Extract every line of the entries below and reproduce each one without any change.

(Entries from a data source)

================

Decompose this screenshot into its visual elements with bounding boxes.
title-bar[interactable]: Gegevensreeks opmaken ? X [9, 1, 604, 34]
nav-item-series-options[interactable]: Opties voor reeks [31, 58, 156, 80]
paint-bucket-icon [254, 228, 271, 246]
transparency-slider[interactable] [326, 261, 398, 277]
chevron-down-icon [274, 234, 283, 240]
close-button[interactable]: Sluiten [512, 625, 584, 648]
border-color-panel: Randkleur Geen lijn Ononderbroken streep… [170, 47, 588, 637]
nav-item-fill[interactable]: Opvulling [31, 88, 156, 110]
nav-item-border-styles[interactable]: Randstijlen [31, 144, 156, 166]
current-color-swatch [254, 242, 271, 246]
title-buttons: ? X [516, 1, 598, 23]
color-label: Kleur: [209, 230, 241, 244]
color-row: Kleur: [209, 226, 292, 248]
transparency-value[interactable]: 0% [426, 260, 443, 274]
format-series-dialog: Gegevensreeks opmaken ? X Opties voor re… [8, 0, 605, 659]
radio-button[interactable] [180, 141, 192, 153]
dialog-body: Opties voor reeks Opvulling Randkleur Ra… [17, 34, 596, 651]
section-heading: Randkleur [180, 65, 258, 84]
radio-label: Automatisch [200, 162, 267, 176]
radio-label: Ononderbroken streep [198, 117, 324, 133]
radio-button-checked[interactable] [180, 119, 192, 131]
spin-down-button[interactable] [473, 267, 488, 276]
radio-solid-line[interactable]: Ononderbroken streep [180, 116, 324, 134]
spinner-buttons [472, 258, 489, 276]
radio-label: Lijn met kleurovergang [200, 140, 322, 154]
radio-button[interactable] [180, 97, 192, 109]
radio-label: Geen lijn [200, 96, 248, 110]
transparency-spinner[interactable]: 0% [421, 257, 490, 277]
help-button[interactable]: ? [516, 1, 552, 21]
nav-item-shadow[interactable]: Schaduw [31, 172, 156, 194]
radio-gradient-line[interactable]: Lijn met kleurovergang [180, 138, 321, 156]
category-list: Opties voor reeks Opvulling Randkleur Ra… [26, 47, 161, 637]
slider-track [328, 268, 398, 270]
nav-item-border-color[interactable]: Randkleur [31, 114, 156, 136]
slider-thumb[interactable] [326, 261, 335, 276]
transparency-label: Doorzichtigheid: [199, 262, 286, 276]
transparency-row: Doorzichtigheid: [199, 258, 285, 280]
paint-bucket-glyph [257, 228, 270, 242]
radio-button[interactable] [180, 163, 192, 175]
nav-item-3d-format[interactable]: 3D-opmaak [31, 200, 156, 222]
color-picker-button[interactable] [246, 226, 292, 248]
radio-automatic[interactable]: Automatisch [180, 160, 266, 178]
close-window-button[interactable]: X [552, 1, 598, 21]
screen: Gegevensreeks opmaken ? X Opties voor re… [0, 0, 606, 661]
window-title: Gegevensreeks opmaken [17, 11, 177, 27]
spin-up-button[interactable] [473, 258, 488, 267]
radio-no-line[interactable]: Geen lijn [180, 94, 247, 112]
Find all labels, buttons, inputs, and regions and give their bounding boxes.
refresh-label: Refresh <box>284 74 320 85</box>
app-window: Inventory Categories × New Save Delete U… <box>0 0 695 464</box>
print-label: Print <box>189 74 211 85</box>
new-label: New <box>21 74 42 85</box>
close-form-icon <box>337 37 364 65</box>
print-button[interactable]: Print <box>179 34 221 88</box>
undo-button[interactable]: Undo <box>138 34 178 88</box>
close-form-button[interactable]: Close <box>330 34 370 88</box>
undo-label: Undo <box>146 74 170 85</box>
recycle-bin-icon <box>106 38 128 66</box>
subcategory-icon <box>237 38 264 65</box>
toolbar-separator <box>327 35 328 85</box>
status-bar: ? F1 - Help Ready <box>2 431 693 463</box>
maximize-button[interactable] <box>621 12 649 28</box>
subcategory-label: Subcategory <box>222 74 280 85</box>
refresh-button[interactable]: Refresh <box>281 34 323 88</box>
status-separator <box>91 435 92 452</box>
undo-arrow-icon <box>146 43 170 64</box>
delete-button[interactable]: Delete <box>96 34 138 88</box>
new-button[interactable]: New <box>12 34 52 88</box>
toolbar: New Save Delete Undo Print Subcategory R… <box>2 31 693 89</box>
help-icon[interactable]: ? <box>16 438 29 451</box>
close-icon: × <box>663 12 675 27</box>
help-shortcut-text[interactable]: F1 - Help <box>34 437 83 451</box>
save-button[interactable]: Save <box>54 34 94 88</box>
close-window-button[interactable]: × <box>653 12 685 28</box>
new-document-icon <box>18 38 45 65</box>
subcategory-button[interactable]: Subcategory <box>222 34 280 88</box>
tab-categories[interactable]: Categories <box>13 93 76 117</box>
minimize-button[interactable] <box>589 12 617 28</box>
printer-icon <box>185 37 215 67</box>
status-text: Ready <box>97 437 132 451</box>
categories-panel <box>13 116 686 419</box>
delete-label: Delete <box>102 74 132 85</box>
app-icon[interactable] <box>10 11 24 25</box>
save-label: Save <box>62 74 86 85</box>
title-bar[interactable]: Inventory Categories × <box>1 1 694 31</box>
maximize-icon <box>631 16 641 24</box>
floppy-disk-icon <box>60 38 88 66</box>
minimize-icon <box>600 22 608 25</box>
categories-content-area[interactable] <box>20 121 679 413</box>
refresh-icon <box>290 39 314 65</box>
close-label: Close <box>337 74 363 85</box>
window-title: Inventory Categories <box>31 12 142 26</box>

================

TASK SOLUTION ->
Decompose this screenshot into its visual elements with bounding boxes.
title-bar[interactable]: Gegevensreeks opmaken ? X [9, 1, 604, 34]
nav-item-series-options[interactable]: Opties voor reeks [31, 58, 156, 80]
paint-bucket-icon [254, 228, 271, 246]
transparency-slider[interactable] [326, 261, 398, 277]
chevron-down-icon [274, 234, 283, 240]
close-button[interactable]: Sluiten [512, 625, 584, 648]
border-color-panel: Randkleur Geen lijn Ononderbroken streep… [170, 47, 588, 637]
nav-item-fill[interactable]: Opvulling [31, 88, 156, 110]
nav-item-border-styles[interactable]: Randstijlen [31, 144, 156, 166]
current-color-swatch [254, 242, 271, 246]
title-buttons: ? X [516, 1, 598, 23]
color-label: Kleur: [209, 230, 241, 244]
color-row: Kleur: [209, 226, 292, 248]
transparency-value[interactable]: 0% [426, 260, 443, 274]
format-series-dialog: Gegevensreeks opmaken ? X Opties voor re… [8, 0, 605, 659]
radio-button[interactable] [180, 141, 192, 153]
dialog-body: Opties voor reeks Opvulling Randkleur Ra… [17, 34, 596, 651]
section-heading: Randkleur [180, 65, 258, 84]
radio-label: Automatisch [200, 162, 267, 176]
radio-label: Ononderbroken streep [198, 117, 324, 133]
radio-button-checked[interactable] [180, 119, 192, 131]
spin-down-button[interactable] [473, 267, 488, 276]
radio-solid-line[interactable]: Ononderbroken streep [180, 116, 324, 134]
spinner-buttons [472, 258, 489, 276]
radio-label: Lijn met kleurovergang [200, 140, 322, 154]
radio-button[interactable] [180, 97, 192, 109]
radio-label: Geen lijn [200, 96, 248, 110]
transparency-spinner[interactable]: 0% [421, 257, 490, 277]
help-button[interactable]: ? [516, 1, 552, 21]
nav-item-shadow[interactable]: Schaduw [31, 172, 156, 194]
radio-gradient-line[interactable]: Lijn met kleurovergang [180, 138, 321, 156]
category-list: Opties voor reeks Opvulling Randkleur Ra… [26, 47, 161, 637]
slider-track [328, 268, 398, 270]
nav-item-border-color[interactable]: Randkleur [31, 114, 156, 136]
slider-thumb[interactable] [326, 261, 335, 276]
transparency-label: Doorzichtigheid: [199, 262, 286, 276]
transparency-row: Doorzichtigheid: [199, 258, 285, 280]
paint-bucket-glyph [257, 228, 270, 242]
radio-button[interactable] [180, 163, 192, 175]
nav-item-3d-format[interactable]: 3D-opmaak [31, 200, 156, 222]
color-picker-button[interactable] [246, 226, 292, 248]
radio-automatic[interactable]: Automatisch [180, 160, 266, 178]
close-window-button[interactable]: X [552, 1, 598, 21]
screen: Gegevensreeks opmaken ? X Opties voor re… [0, 0, 606, 661]
window-title: Gegevensreeks opmaken [17, 11, 177, 27]
spin-up-button[interactable] [473, 258, 488, 267]
radio-no-line[interactable]: Geen lijn [180, 94, 247, 112]
Find all labels, buttons, inputs, and regions and give their bounding boxes.
refresh-label: Refresh <box>284 74 320 85</box>
app-window: Inventory Categories × New Save Delete U… <box>0 0 695 464</box>
print-label: Print <box>189 74 211 85</box>
new-label: New <box>21 74 42 85</box>
close-form-icon <box>337 37 364 65</box>
print-button[interactable]: Print <box>179 34 221 88</box>
undo-button[interactable]: Undo <box>138 34 178 88</box>
close-form-button[interactable]: Close <box>330 34 370 88</box>
undo-label: Undo <box>146 74 170 85</box>
recycle-bin-icon <box>106 38 128 66</box>
subcategory-icon <box>237 38 264 65</box>
toolbar-separator <box>327 35 328 85</box>
status-bar: ? F1 - Help Ready <box>2 431 693 463</box>
maximize-button[interactable] <box>621 12 649 28</box>
subcategory-label: Subcategory <box>222 74 280 85</box>
refresh-button[interactable]: Refresh <box>281 34 323 88</box>
status-separator <box>91 435 92 452</box>
undo-arrow-icon <box>146 43 170 64</box>
delete-button[interactable]: Delete <box>96 34 138 88</box>
new-button[interactable]: New <box>12 34 52 88</box>
toolbar: New Save Delete Undo Print Subcategory R… <box>2 31 693 89</box>
help-icon[interactable]: ? <box>16 438 29 451</box>
close-icon: × <box>663 12 675 27</box>
help-shortcut-text[interactable]: F1 - Help <box>34 437 83 451</box>
save-button[interactable]: Save <box>54 34 94 88</box>
close-window-button[interactable]: × <box>653 12 685 28</box>
new-document-icon <box>18 38 45 65</box>
subcategory-button[interactable]: Subcategory <box>222 34 280 88</box>
tab-categories[interactable]: Categories <box>13 93 76 117</box>
minimize-button[interactable] <box>589 12 617 28</box>
printer-icon <box>185 37 215 67</box>
status-text: Ready <box>97 437 132 451</box>
categories-panel <box>13 116 686 419</box>
delete-label: Delete <box>102 74 132 85</box>
app-icon[interactable] <box>10 11 24 25</box>
save-label: Save <box>62 74 86 85</box>
title-bar[interactable]: Inventory Categories × <box>1 1 694 31</box>
maximize-icon <box>631 16 641 24</box>
floppy-disk-icon <box>60 38 88 66</box>
minimize-icon <box>600 22 608 25</box>
categories-content-area[interactable] <box>20 121 679 413</box>
refresh-icon <box>290 39 314 65</box>
close-label: Close <box>337 74 363 85</box>
window-title: Inventory Categories <box>31 12 142 26</box>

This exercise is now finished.